### Data to use:
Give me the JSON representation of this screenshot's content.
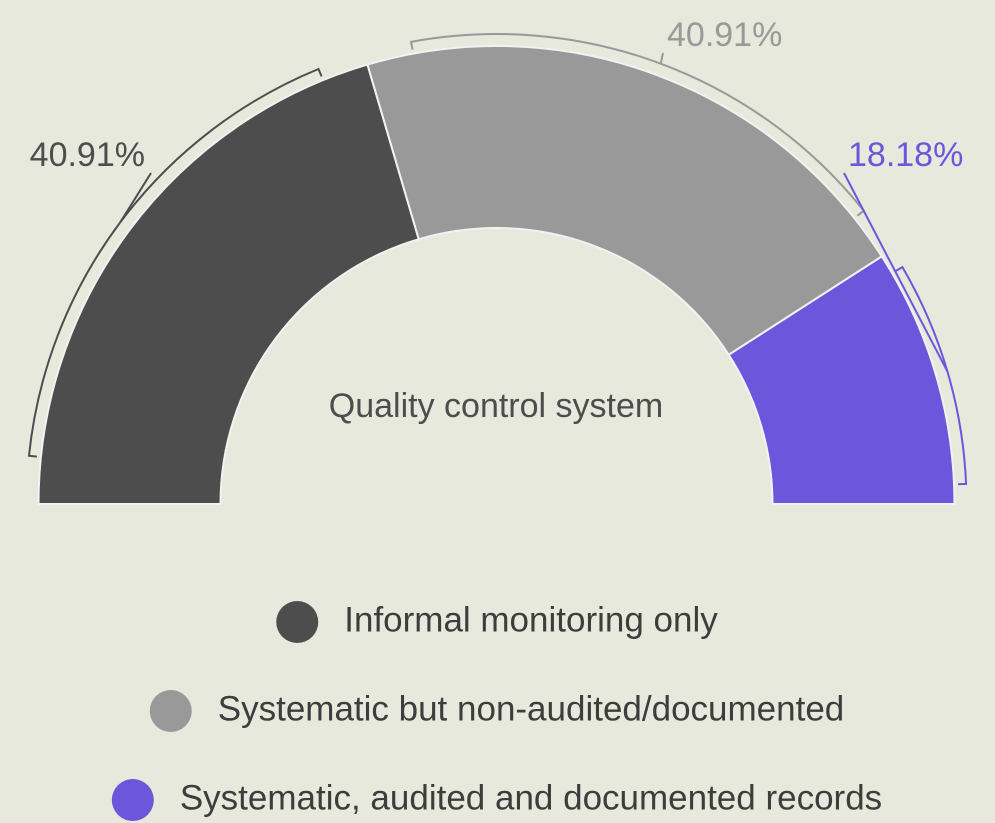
{
  "chart_data": {
    "type": "pie",
    "half": true,
    "title": "Quality control system",
    "categories": [
      "Informal monitoring only",
      "Systematic but non-audited/documented",
      "Systematic, audited and documented records"
    ],
    "values": [
      40.91,
      40.91,
      18.18
    ],
    "value_labels": [
      "40.91%",
      "40.91%",
      "18.18%"
    ],
    "colors": [
      "#4d4d4d",
      "#999999",
      "#6c56dc"
    ],
    "legend": "bottom"
  }
}
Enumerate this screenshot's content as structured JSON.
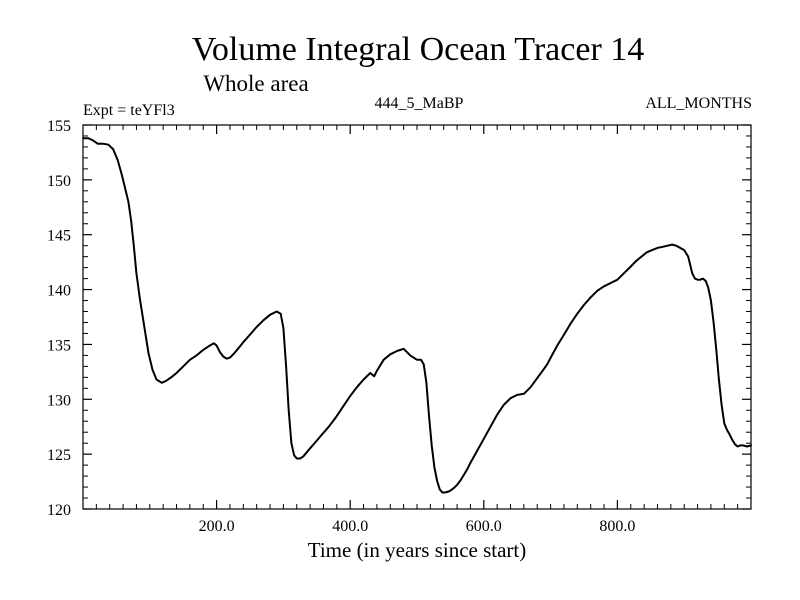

### Request:
Omitting all images, retype each line of the records precisely.

### Result:
Give me the JSON representation of this screenshot's content.
{
  "chart_data": {
    "type": "pie",
    "half": true,
    "title": "Quality control system",
    "categories": [
      "Informal monitoring only",
      "Systematic but non-audited/documented",
      "Systematic, audited and documented records"
    ],
    "values": [
      40.91,
      40.91,
      18.18
    ],
    "value_labels": [
      "40.91%",
      "40.91%",
      "18.18%"
    ],
    "colors": [
      "#4d4d4d",
      "#999999",
      "#6c56dc"
    ],
    "legend": "bottom"
  }
}
Enumerate this screenshot's content as structured JSON.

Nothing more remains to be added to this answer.